→ **Passage shown**
○ ○ ○ ○ ○
# Magic System Concept



## Asura Levi (May 13, 2013)

Ok, this is more an idea that I want to share. 
In all the variety of magic system I tried to envision, the following seemed more 'orinal' when dealing with elements.

It basically has the four major classical elements divided as the Cardinal Points of a compass, in the following order (reading clockwise from top): Fire - Earth - Water - Wind (then back to fire).
As usual, Fire and Water are opposed as are Wind and Earth.

Additional to this, that are four other 'sub'-elements distributed in the fashion of the Ordinal Points: Metal, Wood, Ice, Lightning.

The total would read like this: Fire [Metal] Earth [Wood] Water [Ice] Wind [Lightning] Fire.

The catch here would be that every single being is born with some affinity with one of the cardinal, thus having 100% compatibility with said element, 33% with the adjacent, 11% with the opposite, 66% with the adjacent 'ordinal' element and 22% with the opposite ordinal.

So, someone born with Fire compatibility would look like: Fire: 100%; Metal/Lightning: 66%; Wind/Earth: 33%; Ice/Wood: 22%; Water: 11%.
○ ○ ○ ○ ○
→ **Exercise brief**
In the magic system post, what percentage of compatibility does a being have with the element opposite its cardinal affinity?

Records from a dataset:
○ ○ ○ ○ ○
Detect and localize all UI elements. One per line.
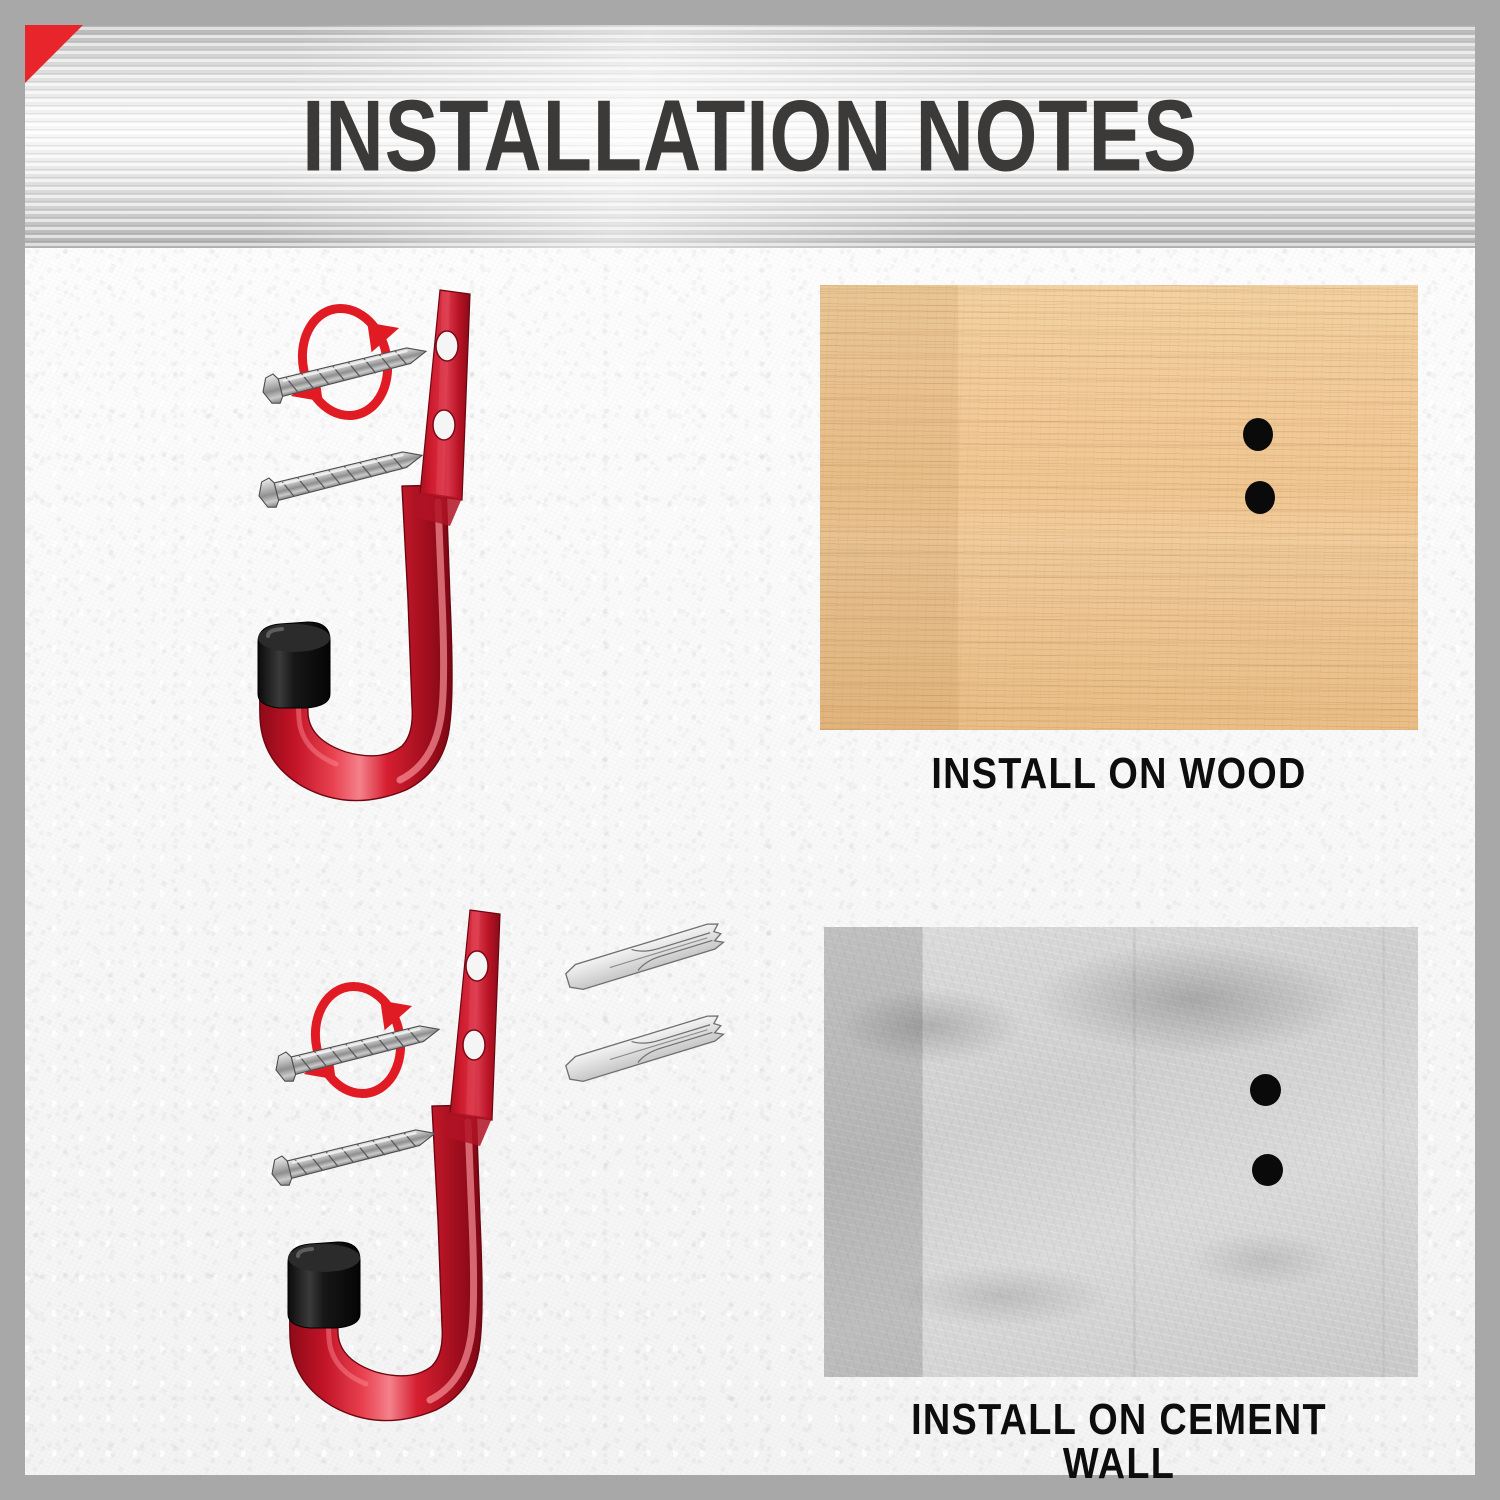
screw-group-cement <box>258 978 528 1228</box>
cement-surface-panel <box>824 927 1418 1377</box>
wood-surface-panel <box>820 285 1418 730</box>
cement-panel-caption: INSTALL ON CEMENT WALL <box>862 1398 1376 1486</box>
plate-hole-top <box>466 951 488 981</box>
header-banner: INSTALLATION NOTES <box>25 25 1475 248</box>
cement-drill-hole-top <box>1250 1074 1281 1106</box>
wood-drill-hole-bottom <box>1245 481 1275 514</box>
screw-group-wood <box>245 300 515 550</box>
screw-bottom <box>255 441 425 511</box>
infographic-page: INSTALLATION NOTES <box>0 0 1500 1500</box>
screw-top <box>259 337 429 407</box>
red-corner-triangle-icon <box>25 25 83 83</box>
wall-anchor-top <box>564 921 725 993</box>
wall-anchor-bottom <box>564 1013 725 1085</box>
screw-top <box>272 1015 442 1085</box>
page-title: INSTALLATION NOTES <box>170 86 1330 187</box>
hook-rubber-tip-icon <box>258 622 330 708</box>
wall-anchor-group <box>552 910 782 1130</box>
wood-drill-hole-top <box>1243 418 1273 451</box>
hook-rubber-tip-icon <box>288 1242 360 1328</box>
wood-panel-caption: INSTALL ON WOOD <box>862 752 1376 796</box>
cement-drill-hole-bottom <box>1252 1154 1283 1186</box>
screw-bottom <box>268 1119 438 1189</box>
○ ○ ○ ○ ○
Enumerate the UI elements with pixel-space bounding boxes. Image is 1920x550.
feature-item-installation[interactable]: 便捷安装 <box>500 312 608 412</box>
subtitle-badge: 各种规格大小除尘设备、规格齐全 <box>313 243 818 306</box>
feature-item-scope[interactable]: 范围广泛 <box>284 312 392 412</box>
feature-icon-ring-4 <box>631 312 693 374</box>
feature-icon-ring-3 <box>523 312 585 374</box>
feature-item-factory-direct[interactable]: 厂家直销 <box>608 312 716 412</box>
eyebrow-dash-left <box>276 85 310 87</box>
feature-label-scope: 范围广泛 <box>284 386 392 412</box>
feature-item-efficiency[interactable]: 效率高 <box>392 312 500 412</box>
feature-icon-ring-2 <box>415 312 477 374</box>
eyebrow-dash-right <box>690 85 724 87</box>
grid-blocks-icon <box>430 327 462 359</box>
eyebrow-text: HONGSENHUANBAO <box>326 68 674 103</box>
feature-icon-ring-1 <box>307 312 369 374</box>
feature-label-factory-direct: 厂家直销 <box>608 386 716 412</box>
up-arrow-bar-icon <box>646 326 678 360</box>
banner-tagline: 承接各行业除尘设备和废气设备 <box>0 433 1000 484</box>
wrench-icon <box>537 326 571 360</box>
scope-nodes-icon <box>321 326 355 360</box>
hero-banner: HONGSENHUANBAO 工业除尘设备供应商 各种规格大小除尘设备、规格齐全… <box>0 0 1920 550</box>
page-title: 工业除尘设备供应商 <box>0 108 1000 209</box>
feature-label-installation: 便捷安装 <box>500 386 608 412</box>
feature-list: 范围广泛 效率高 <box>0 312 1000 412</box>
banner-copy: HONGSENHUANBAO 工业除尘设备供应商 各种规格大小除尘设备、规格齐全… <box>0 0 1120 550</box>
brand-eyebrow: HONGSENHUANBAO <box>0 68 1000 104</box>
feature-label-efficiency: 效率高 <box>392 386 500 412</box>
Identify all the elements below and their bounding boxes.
○ ○ ○ ○ ○
→ **Exercise solution**
11%